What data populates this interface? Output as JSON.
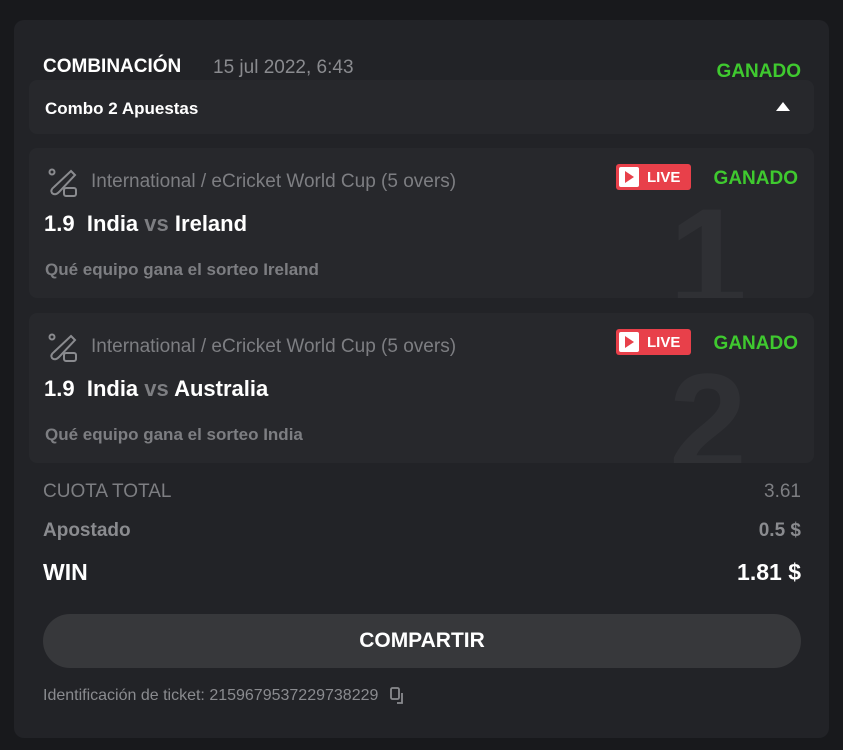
{
  "header": {
    "title": "COMBINACIÓN",
    "date": "15 jul 2022, 6:43",
    "status": "GANADO"
  },
  "combo": {
    "label": "Combo 2 Apuestas",
    "expanded": true
  },
  "legs": [
    {
      "index": "1",
      "competition": "International / eCricket World Cup (5 overs)",
      "live": "LIVE",
      "status": "GANADO",
      "odds": "1.9",
      "home": "India",
      "vs": "vs",
      "away": "Ireland",
      "selection": "Qué equipo gana el sorteo Ireland"
    },
    {
      "index": "2",
      "competition": "International / eCricket World Cup (5 overs)",
      "live": "LIVE",
      "status": "GANADO",
      "odds": "1.9",
      "home": "India",
      "vs": "vs",
      "away": "Australia",
      "selection": "Qué equipo gana el sorteo India"
    }
  ],
  "summary": {
    "total_odds_label": "CUOTA TOTAL",
    "total_odds": "3.61",
    "staked_label": "Apostado",
    "staked": "0.5 $",
    "win_label": "WIN",
    "win": "1.81 $"
  },
  "share_label": "COMPARTIR",
  "ticket": {
    "label": "Identificación de ticket: 2159679537229738229"
  },
  "colors": {
    "won": "#3fc92f",
    "live": "#e8404a",
    "background": "#222327"
  }
}
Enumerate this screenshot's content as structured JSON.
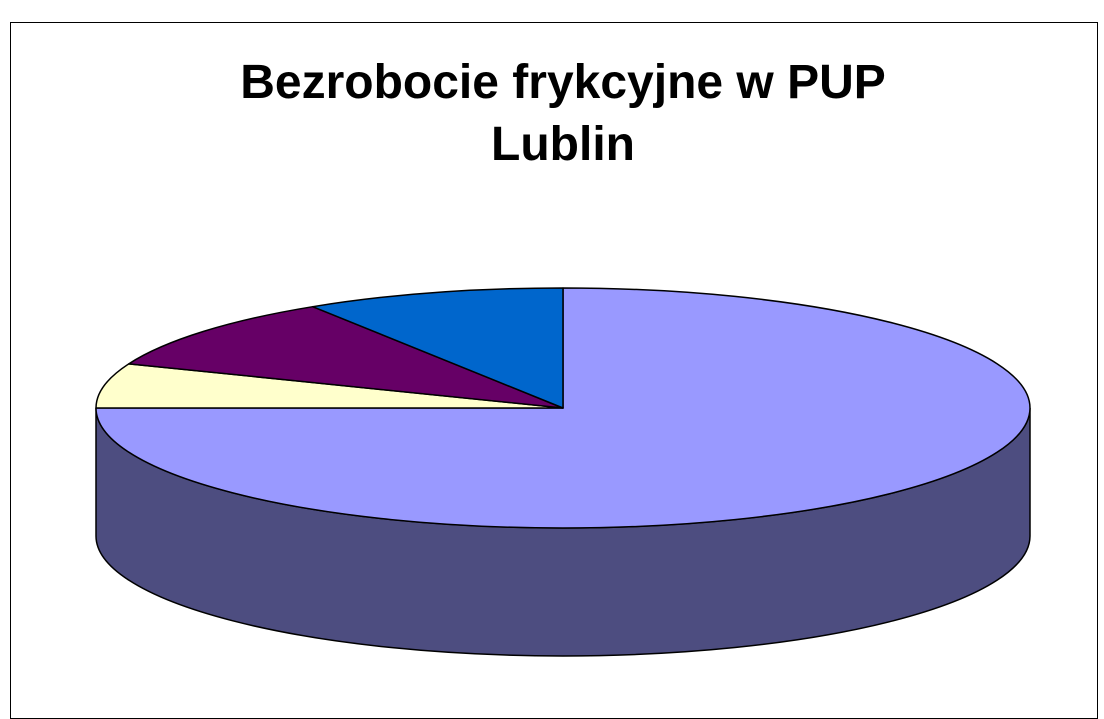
{
  "chart_data": {
    "type": "pie3d",
    "title": "Bezrobocie frykcyjne w PUP Lublin",
    "values": [
      75,
      6,
      10,
      9
    ],
    "colors": [
      "#9999ff",
      "#ffffcc",
      "#660066",
      "#0066cc"
    ],
    "start_angle": "top",
    "direction": "clockwise"
  }
}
================================
> _The problem_:
An exact transcription of all the entries is required, without the pictures.

> _Response for this exercise_:
What data populates this interface? Output as JSON.
{
  "header": {
    "title": "COMBINACIÓN",
    "date": "15 jul 2022, 6:43",
    "status": "GANADO"
  },
  "combo": {
    "label": "Combo 2 Apuestas",
    "expanded": true
  },
  "legs": [
    {
      "index": "1",
      "competition": "International / eCricket World Cup (5 overs)",
      "live": "LIVE",
      "status": "GANADO",
      "odds": "1.9",
      "home": "India",
      "vs": "vs",
      "away": "Ireland",
      "selection": "Qué equipo gana el sorteo Ireland"
    },
    {
      "index": "2",
      "competition": "International / eCricket World Cup (5 overs)",
      "live": "LIVE",
      "status": "GANADO",
      "odds": "1.9",
      "home": "India",
      "vs": "vs",
      "away": "Australia",
      "selection": "Qué equipo gana el sorteo India"
    }
  ],
  "summary": {
    "total_odds_label": "CUOTA TOTAL",
    "total_odds": "3.61",
    "staked_label": "Apostado",
    "staked": "0.5 $",
    "win_label": "WIN",
    "win": "1.81 $"
  },
  "share_label": "COMPARTIR",
  "ticket": {
    "label": "Identificación de ticket: 2159679537229738229"
  },
  "colors": {
    "won": "#3fc92f",
    "live": "#e8404a",
    "background": "#222327"
  }
}
Enumerate this screenshot's content as structured JSON.
{
  "chart_data": {
    "type": "pie3d",
    "title": "Bezrobocie frykcyjne w PUP Lublin",
    "values": [
      75,
      6,
      10,
      9
    ],
    "colors": [
      "#9999ff",
      "#ffffcc",
      "#660066",
      "#0066cc"
    ],
    "start_angle": "top",
    "direction": "clockwise"
  }
}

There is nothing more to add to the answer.